Required task: Copy the lines below as they are; omit the images they contain.

[Records that describe figures]
* begin *
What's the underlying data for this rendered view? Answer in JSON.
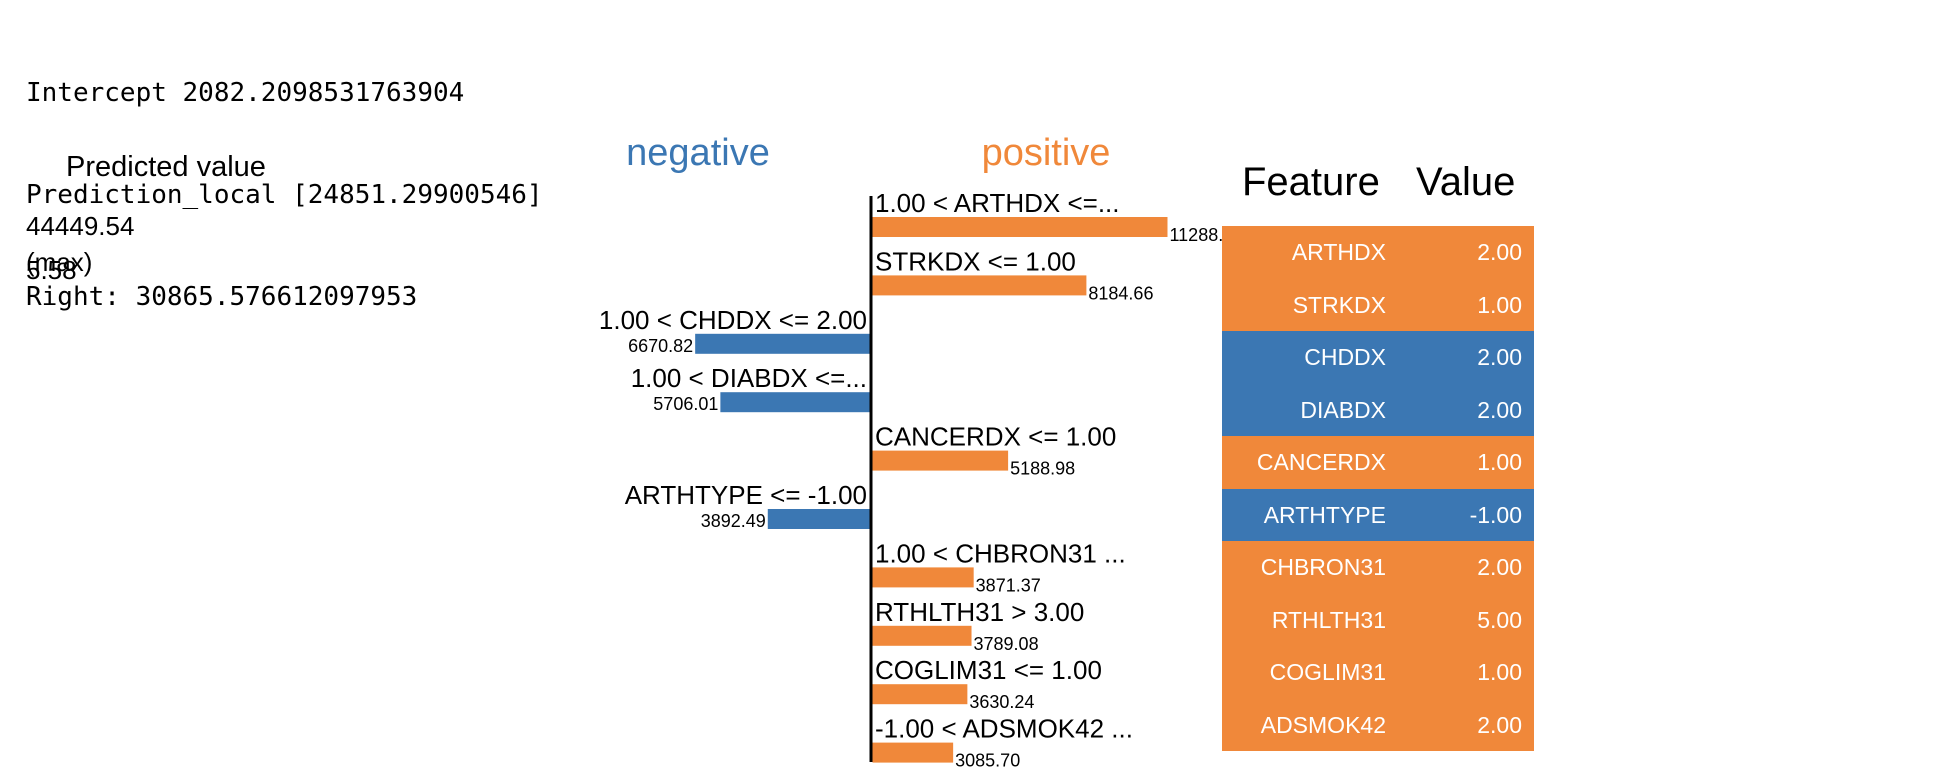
{
  "console": {
    "intercept_line": "Intercept 2082.2098531763904",
    "prediction_local_line": "Prediction_local [24851.29900546]",
    "right_line": "Right: 30865.576612097953"
  },
  "predicted_value": {
    "title": "Predicted value",
    "max_value": "44449.54",
    "max_label": "(max)",
    "overlap_fragment": "5.58"
  },
  "colors": {
    "negative": "#3b77b3",
    "positive": "#f0883a",
    "axis": "#000000"
  },
  "chart_data": {
    "type": "bar",
    "orientation": "horizontal",
    "column_titles": {
      "negative": "negative",
      "positive": "positive"
    },
    "bars": [
      {
        "label": "1.00 < ARTHDX <=...",
        "value": 11288.0,
        "value_label": "11288.",
        "side": "positive"
      },
      {
        "label": "STRKDX <= 1.00",
        "value": 8184.66,
        "value_label": "8184.66",
        "side": "positive"
      },
      {
        "label": "1.00 < CHDDX <= 2.00",
        "value": 6670.82,
        "value_label": "6670.82",
        "side": "negative"
      },
      {
        "label": "1.00 < DIABDX <=...",
        "value": 5706.01,
        "value_label": "5706.01",
        "side": "negative"
      },
      {
        "label": "CANCERDX <= 1.00",
        "value": 5188.98,
        "value_label": "5188.98",
        "side": "positive"
      },
      {
        "label": "ARTHTYPE <= -1.00",
        "value": 3892.49,
        "value_label": "3892.49",
        "side": "negative"
      },
      {
        "label": "1.00 < CHBRON31 ...",
        "value": 3871.37,
        "value_label": "3871.37",
        "side": "positive"
      },
      {
        "label": "RTHLTH31 > 3.00",
        "value": 3789.08,
        "value_label": "3789.08",
        "side": "positive"
      },
      {
        "label": "COGLIM31 <= 1.00",
        "value": 3630.24,
        "value_label": "3630.24",
        "side": "positive"
      },
      {
        "label": "-1.00 < ADSMOK42 ...",
        "value": 3085.7,
        "value_label": "3085.70",
        "side": "positive"
      }
    ]
  },
  "feature_table": {
    "header_feature": "Feature",
    "header_value": "Value",
    "rows": [
      {
        "feature": "ARTHDX",
        "value": "2.00",
        "side": "positive"
      },
      {
        "feature": "STRKDX",
        "value": "1.00",
        "side": "positive"
      },
      {
        "feature": "CHDDX",
        "value": "2.00",
        "side": "negative"
      },
      {
        "feature": "DIABDX",
        "value": "2.00",
        "side": "negative"
      },
      {
        "feature": "CANCERDX",
        "value": "1.00",
        "side": "positive"
      },
      {
        "feature": "ARTHTYPE",
        "value": "-1.00",
        "side": "negative"
      },
      {
        "feature": "CHBRON31",
        "value": "2.00",
        "side": "positive"
      },
      {
        "feature": "RTHLTH31",
        "value": "5.00",
        "side": "positive"
      },
      {
        "feature": "COGLIM31",
        "value": "1.00",
        "side": "positive"
      },
      {
        "feature": "ADSMOK42",
        "value": "2.00",
        "side": "positive"
      }
    ]
  }
}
* end *
Answer to this task:
What's the underlying data for this rendered view? Answer in JSON.
{
  "console": {
    "intercept_line": "Intercept 2082.2098531763904",
    "prediction_local_line": "Prediction_local [24851.29900546]",
    "right_line": "Right: 30865.576612097953"
  },
  "predicted_value": {
    "title": "Predicted value",
    "max_value": "44449.54",
    "max_label": "(max)",
    "overlap_fragment": "5.58"
  },
  "colors": {
    "negative": "#3b77b3",
    "positive": "#f0883a",
    "axis": "#000000"
  },
  "chart_data": {
    "type": "bar",
    "orientation": "horizontal",
    "column_titles": {
      "negative": "negative",
      "positive": "positive"
    },
    "bars": [
      {
        "label": "1.00 < ARTHDX <=...",
        "value": 11288.0,
        "value_label": "11288.",
        "side": "positive"
      },
      {
        "label": "STRKDX <= 1.00",
        "value": 8184.66,
        "value_label": "8184.66",
        "side": "positive"
      },
      {
        "label": "1.00 < CHDDX <= 2.00",
        "value": 6670.82,
        "value_label": "6670.82",
        "side": "negative"
      },
      {
        "label": "1.00 < DIABDX <=...",
        "value": 5706.01,
        "value_label": "5706.01",
        "side": "negative"
      },
      {
        "label": "CANCERDX <= 1.00",
        "value": 5188.98,
        "value_label": "5188.98",
        "side": "positive"
      },
      {
        "label": "ARTHTYPE <= -1.00",
        "value": 3892.49,
        "value_label": "3892.49",
        "side": "negative"
      },
      {
        "label": "1.00 < CHBRON31 ...",
        "value": 3871.37,
        "value_label": "3871.37",
        "side": "positive"
      },
      {
        "label": "RTHLTH31 > 3.00",
        "value": 3789.08,
        "value_label": "3789.08",
        "side": "positive"
      },
      {
        "label": "COGLIM31 <= 1.00",
        "value": 3630.24,
        "value_label": "3630.24",
        "side": "positive"
      },
      {
        "label": "-1.00 < ADSMOK42 ...",
        "value": 3085.7,
        "value_label": "3085.70",
        "side": "positive"
      }
    ]
  },
  "feature_table": {
    "header_feature": "Feature",
    "header_value": "Value",
    "rows": [
      {
        "feature": "ARTHDX",
        "value": "2.00",
        "side": "positive"
      },
      {
        "feature": "STRKDX",
        "value": "1.00",
        "side": "positive"
      },
      {
        "feature": "CHDDX",
        "value": "2.00",
        "side": "negative"
      },
      {
        "feature": "DIABDX",
        "value": "2.00",
        "side": "negative"
      },
      {
        "feature": "CANCERDX",
        "value": "1.00",
        "side": "positive"
      },
      {
        "feature": "ARTHTYPE",
        "value": "-1.00",
        "side": "negative"
      },
      {
        "feature": "CHBRON31",
        "value": "2.00",
        "side": "positive"
      },
      {
        "feature": "RTHLTH31",
        "value": "5.00",
        "side": "positive"
      },
      {
        "feature": "COGLIM31",
        "value": "1.00",
        "side": "positive"
      },
      {
        "feature": "ADSMOK42",
        "value": "2.00",
        "side": "positive"
      }
    ]
  }
}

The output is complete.